## LE PROBLÈME
Pouvez-vous recopier mot pour mot l'intégralité de la liste ci-dessous, en laissant de côté les images ?

□ □ □ □

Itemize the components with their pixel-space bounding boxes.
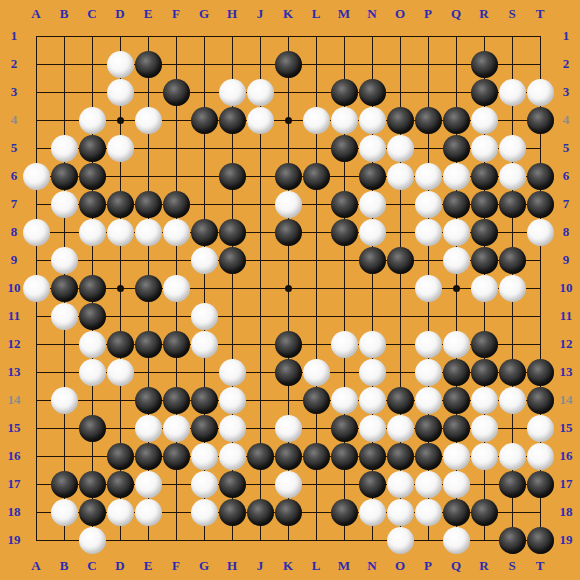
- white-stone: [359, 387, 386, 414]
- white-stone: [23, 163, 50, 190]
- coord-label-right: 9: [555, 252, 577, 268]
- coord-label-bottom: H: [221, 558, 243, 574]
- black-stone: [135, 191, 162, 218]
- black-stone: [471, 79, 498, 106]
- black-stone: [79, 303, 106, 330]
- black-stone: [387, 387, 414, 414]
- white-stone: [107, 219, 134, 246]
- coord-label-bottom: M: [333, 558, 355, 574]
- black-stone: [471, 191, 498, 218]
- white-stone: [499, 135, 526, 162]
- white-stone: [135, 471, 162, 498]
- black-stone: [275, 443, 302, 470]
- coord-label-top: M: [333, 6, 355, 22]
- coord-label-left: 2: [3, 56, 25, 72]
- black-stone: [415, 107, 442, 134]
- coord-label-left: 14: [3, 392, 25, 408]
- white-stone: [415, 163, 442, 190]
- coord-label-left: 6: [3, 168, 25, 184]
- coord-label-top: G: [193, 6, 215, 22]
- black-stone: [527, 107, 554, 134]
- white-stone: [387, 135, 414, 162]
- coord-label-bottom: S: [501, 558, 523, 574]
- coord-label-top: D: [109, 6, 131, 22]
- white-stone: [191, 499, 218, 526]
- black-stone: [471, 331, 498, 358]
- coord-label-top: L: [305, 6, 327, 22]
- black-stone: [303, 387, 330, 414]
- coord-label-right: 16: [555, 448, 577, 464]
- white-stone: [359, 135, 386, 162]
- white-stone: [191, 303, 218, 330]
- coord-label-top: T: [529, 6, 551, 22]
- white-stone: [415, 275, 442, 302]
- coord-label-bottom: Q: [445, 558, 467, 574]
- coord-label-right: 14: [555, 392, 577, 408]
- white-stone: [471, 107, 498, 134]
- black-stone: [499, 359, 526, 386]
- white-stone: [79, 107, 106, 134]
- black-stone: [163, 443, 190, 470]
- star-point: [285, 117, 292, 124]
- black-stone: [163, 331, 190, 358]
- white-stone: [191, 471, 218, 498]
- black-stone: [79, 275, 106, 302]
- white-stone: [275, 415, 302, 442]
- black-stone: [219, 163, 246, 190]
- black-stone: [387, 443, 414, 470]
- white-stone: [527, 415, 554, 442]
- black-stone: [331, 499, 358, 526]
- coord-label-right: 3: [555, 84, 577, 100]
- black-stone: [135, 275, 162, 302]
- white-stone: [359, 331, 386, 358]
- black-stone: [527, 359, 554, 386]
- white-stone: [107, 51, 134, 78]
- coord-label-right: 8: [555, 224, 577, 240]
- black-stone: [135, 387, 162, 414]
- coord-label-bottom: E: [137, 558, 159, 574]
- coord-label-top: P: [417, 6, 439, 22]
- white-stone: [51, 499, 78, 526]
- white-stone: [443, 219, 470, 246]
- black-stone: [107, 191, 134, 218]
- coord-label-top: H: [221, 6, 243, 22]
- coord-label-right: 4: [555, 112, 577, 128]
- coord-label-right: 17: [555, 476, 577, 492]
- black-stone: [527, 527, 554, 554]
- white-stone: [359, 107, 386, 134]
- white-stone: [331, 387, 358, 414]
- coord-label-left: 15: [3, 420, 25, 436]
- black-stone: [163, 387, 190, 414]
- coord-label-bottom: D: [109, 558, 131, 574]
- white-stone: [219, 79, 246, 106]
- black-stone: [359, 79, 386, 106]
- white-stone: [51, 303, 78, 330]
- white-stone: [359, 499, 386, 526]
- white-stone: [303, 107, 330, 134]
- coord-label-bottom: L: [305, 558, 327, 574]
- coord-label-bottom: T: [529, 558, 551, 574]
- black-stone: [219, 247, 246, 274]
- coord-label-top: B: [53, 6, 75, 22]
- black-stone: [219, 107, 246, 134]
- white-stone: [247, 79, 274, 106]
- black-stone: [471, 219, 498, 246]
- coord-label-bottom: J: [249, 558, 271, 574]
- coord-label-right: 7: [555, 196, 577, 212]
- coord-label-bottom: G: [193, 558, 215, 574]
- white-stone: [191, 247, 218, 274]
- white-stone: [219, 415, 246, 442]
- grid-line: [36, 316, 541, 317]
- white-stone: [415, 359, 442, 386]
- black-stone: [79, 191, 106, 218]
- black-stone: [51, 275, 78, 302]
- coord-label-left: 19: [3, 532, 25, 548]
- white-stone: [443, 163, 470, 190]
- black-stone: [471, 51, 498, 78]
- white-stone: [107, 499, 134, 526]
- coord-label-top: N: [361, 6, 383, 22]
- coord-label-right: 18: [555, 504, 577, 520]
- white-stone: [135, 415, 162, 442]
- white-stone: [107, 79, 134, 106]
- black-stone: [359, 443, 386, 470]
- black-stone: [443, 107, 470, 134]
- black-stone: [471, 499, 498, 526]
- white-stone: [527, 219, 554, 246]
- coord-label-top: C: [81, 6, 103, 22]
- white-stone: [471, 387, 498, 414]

□ □ □ □

## RÉSULTAT DE L'EXERCICE
Itemize the components with their pixel-space bounding boxes.
- white-stone: [359, 387, 386, 414]
- white-stone: [23, 163, 50, 190]
- coord-label-right: 9: [555, 252, 577, 268]
- coord-label-bottom: H: [221, 558, 243, 574]
- black-stone: [135, 191, 162, 218]
- black-stone: [471, 79, 498, 106]
- black-stone: [79, 303, 106, 330]
- black-stone: [387, 387, 414, 414]
- white-stone: [107, 219, 134, 246]
- coord-label-bottom: M: [333, 558, 355, 574]
- black-stone: [471, 191, 498, 218]
- white-stone: [499, 135, 526, 162]
- white-stone: [135, 471, 162, 498]
- black-stone: [275, 443, 302, 470]
- coord-label-top: M: [333, 6, 355, 22]
- coord-label-left: 2: [3, 56, 25, 72]
- black-stone: [415, 107, 442, 134]
- coord-label-left: 14: [3, 392, 25, 408]
- white-stone: [415, 163, 442, 190]
- coord-label-left: 6: [3, 168, 25, 184]
- coord-label-top: G: [193, 6, 215, 22]
- black-stone: [527, 107, 554, 134]
- white-stone: [387, 135, 414, 162]
- coord-label-bottom: S: [501, 558, 523, 574]
- coord-label-top: D: [109, 6, 131, 22]
- white-stone: [191, 499, 218, 526]
- black-stone: [471, 331, 498, 358]
- coord-label-top: L: [305, 6, 327, 22]
- black-stone: [303, 387, 330, 414]
- coord-label-right: 16: [555, 448, 577, 464]
- white-stone: [359, 135, 386, 162]
- white-stone: [191, 303, 218, 330]
- coord-label-top: T: [529, 6, 551, 22]
- white-stone: [415, 275, 442, 302]
- coord-label-bottom: Q: [445, 558, 467, 574]
- coord-label-right: 14: [555, 392, 577, 408]
- white-stone: [471, 107, 498, 134]
- black-stone: [499, 359, 526, 386]
- white-stone: [79, 107, 106, 134]
- black-stone: [163, 443, 190, 470]
- star-point: [285, 117, 292, 124]
- black-stone: [163, 331, 190, 358]
- white-stone: [191, 471, 218, 498]
- black-stone: [79, 275, 106, 302]
- white-stone: [275, 415, 302, 442]
- black-stone: [219, 163, 246, 190]
- black-stone: [387, 443, 414, 470]
- white-stone: [527, 415, 554, 442]
- black-stone: [331, 499, 358, 526]
- coord-label-right: 3: [555, 84, 577, 100]
- black-stone: [135, 275, 162, 302]
- white-stone: [359, 331, 386, 358]
- black-stone: [527, 359, 554, 386]
- white-stone: [107, 51, 134, 78]
- coord-label-right: 8: [555, 224, 577, 240]
- black-stone: [135, 387, 162, 414]
- coord-label-bottom: E: [137, 558, 159, 574]
- coord-label-top: P: [417, 6, 439, 22]
- white-stone: [51, 499, 78, 526]
- white-stone: [443, 219, 470, 246]
- black-stone: [107, 191, 134, 218]
- coord-label-top: H: [221, 6, 243, 22]
- coord-label-right: 4: [555, 112, 577, 128]
- coord-label-right: 17: [555, 476, 577, 492]
- black-stone: [527, 527, 554, 554]
- white-stone: [359, 107, 386, 134]
- white-stone: [331, 387, 358, 414]
- coord-label-left: 15: [3, 420, 25, 436]
- black-stone: [163, 387, 190, 414]
- coord-label-bottom: D: [109, 558, 131, 574]
- white-stone: [219, 79, 246, 106]
- black-stone: [359, 79, 386, 106]
- white-stone: [51, 303, 78, 330]
- white-stone: [359, 499, 386, 526]
- white-stone: [303, 107, 330, 134]
- coord-label-bottom: L: [305, 558, 327, 574]
- coord-label-bottom: T: [529, 558, 551, 574]
- black-stone: [219, 247, 246, 274]
- coord-label-top: B: [53, 6, 75, 22]
- black-stone: [219, 107, 246, 134]
- white-stone: [247, 79, 274, 106]
- black-stone: [471, 219, 498, 246]
- coord-label-bottom: J: [249, 558, 271, 574]
- coord-label-right: 7: [555, 196, 577, 212]
- coord-label-bottom: G: [193, 558, 215, 574]
- white-stone: [191, 247, 218, 274]
- white-stone: [219, 415, 246, 442]
- grid-line: [36, 316, 541, 317]
- white-stone: [415, 359, 442, 386]
- black-stone: [79, 191, 106, 218]
- black-stone: [51, 275, 78, 302]
- coord-label-left: 19: [3, 532, 25, 548]
- white-stone: [443, 163, 470, 190]
- black-stone: [471, 51, 498, 78]
- white-stone: [107, 499, 134, 526]
- coord-label-top: N: [361, 6, 383, 22]
- coord-label-right: 18: [555, 504, 577, 520]
- white-stone: [135, 415, 162, 442]
- white-stone: [107, 79, 134, 106]
- black-stone: [359, 443, 386, 470]
- black-stone: [443, 107, 470, 134]
- black-stone: [471, 499, 498, 526]
- white-stone: [527, 219, 554, 246]
- coord-label-top: C: [81, 6, 103, 22]
- white-stone: [471, 387, 498, 414]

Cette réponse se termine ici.